━━ Supplied material

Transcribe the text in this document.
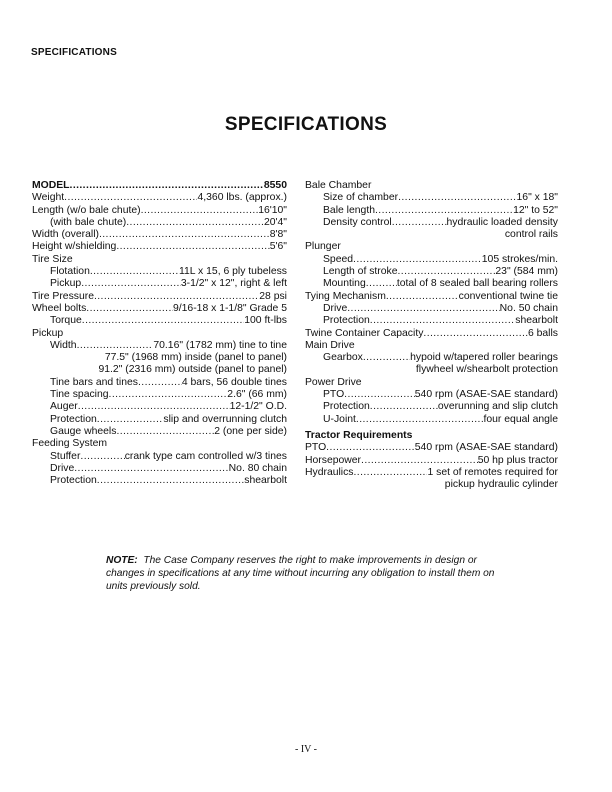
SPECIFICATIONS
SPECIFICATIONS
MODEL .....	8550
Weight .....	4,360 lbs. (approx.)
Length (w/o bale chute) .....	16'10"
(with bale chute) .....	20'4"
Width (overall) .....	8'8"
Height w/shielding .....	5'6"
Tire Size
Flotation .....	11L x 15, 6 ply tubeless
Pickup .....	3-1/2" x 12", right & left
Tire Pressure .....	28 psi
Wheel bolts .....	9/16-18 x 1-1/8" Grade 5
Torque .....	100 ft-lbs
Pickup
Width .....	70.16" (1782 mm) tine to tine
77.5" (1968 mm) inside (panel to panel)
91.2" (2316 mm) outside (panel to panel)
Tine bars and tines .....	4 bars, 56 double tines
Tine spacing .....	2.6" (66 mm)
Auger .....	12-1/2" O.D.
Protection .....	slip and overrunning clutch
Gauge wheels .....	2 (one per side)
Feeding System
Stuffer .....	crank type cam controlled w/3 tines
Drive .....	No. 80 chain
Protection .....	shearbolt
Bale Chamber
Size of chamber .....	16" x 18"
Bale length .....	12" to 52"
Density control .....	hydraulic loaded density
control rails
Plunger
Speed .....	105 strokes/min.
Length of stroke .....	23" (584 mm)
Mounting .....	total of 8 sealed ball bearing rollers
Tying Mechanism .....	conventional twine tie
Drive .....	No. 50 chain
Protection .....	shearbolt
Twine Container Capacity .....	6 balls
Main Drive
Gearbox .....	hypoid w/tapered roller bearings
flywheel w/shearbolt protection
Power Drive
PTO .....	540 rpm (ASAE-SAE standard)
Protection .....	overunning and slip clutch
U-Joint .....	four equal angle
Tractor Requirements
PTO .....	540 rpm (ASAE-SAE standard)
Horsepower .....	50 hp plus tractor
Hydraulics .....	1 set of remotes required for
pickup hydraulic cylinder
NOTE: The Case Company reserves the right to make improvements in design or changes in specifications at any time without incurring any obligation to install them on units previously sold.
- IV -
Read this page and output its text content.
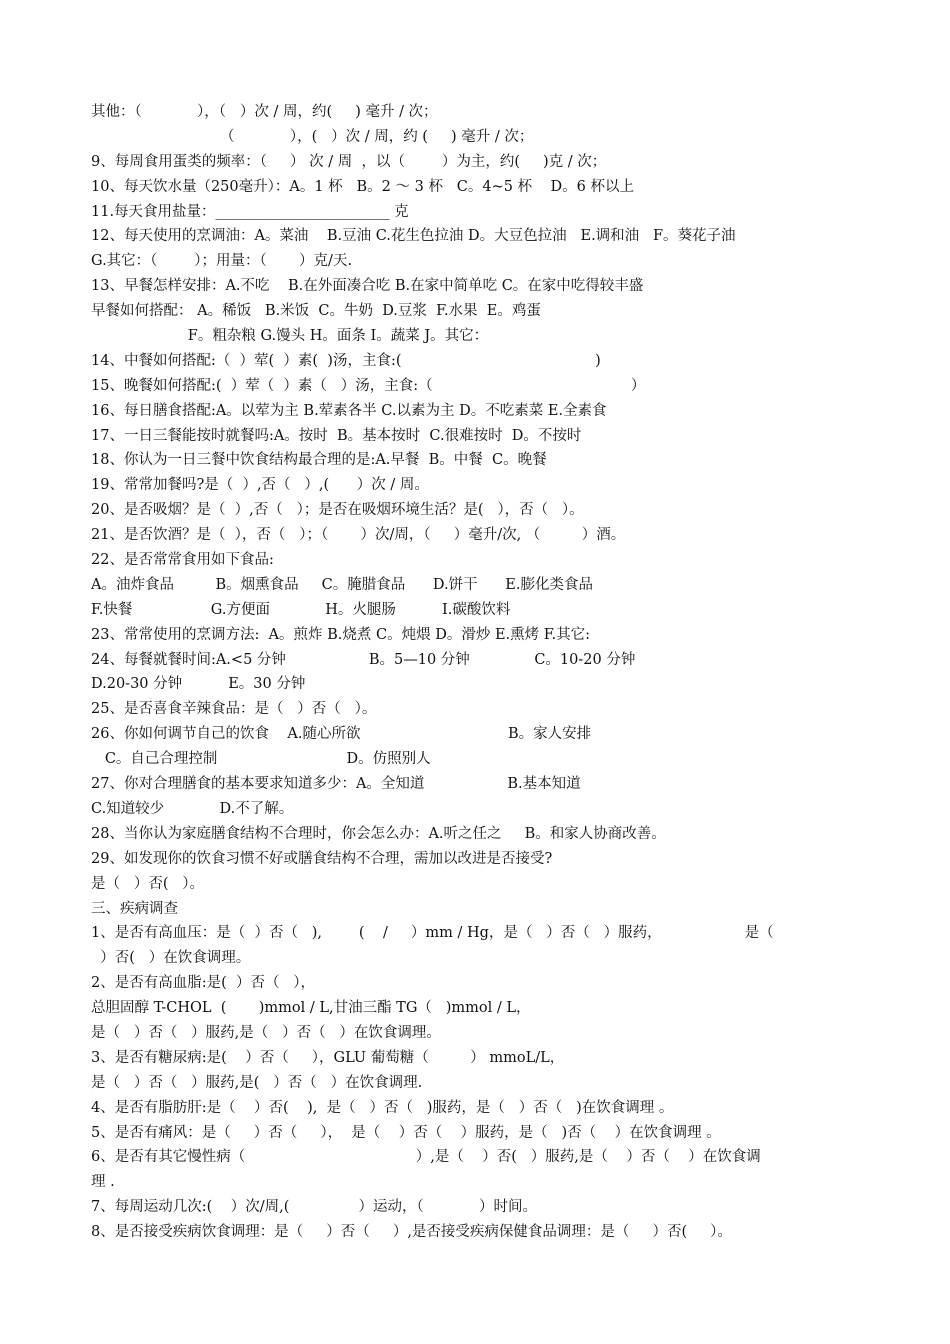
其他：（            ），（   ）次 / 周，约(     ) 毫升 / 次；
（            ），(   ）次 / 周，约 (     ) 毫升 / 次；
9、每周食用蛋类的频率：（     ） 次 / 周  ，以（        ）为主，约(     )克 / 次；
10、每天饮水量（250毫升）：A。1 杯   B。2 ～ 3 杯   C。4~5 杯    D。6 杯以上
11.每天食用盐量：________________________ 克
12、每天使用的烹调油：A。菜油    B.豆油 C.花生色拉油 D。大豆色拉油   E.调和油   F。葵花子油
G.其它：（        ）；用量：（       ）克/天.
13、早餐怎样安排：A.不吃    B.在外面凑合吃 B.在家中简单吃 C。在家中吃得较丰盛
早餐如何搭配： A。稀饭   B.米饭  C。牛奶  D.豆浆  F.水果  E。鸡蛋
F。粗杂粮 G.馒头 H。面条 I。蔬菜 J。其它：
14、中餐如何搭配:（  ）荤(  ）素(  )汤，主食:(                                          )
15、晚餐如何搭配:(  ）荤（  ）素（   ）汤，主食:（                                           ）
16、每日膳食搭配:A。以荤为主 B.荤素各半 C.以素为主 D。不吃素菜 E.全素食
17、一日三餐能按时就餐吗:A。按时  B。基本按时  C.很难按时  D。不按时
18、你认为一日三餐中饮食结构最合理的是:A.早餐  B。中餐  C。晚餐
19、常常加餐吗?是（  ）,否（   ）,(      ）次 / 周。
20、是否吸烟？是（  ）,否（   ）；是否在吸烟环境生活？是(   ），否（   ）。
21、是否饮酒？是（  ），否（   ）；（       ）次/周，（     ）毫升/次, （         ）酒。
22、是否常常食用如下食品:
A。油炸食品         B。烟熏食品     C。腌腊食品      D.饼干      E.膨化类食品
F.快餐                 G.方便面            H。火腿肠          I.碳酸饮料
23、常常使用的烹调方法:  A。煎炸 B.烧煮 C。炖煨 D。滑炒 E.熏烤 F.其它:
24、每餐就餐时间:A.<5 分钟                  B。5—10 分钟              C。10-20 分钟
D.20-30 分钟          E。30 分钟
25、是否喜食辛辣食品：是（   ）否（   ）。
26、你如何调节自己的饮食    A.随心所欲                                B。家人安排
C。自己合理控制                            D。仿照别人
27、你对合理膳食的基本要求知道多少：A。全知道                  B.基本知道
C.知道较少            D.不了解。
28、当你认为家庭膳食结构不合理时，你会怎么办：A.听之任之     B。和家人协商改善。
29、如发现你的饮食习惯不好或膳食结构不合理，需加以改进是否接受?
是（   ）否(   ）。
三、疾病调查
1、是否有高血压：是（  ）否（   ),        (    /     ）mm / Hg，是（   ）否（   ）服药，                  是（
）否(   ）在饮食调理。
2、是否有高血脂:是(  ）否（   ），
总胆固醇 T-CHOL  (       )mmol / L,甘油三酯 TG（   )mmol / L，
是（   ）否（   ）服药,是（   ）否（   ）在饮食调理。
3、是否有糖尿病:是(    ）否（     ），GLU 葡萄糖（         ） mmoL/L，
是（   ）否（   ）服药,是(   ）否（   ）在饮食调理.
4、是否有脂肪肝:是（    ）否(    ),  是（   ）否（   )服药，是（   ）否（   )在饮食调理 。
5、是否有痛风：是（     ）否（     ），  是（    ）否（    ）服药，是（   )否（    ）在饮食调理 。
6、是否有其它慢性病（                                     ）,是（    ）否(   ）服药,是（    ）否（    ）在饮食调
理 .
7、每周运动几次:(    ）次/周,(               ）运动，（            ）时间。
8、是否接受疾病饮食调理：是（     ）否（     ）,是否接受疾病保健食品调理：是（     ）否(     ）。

━━━━

> **Direction**: Take every line from the records above that has the word "clutch" and copy it.

> **Result of the exercise**:
Protection .....	slip and overrunning clutch
Protection .....	overunning and slip clutch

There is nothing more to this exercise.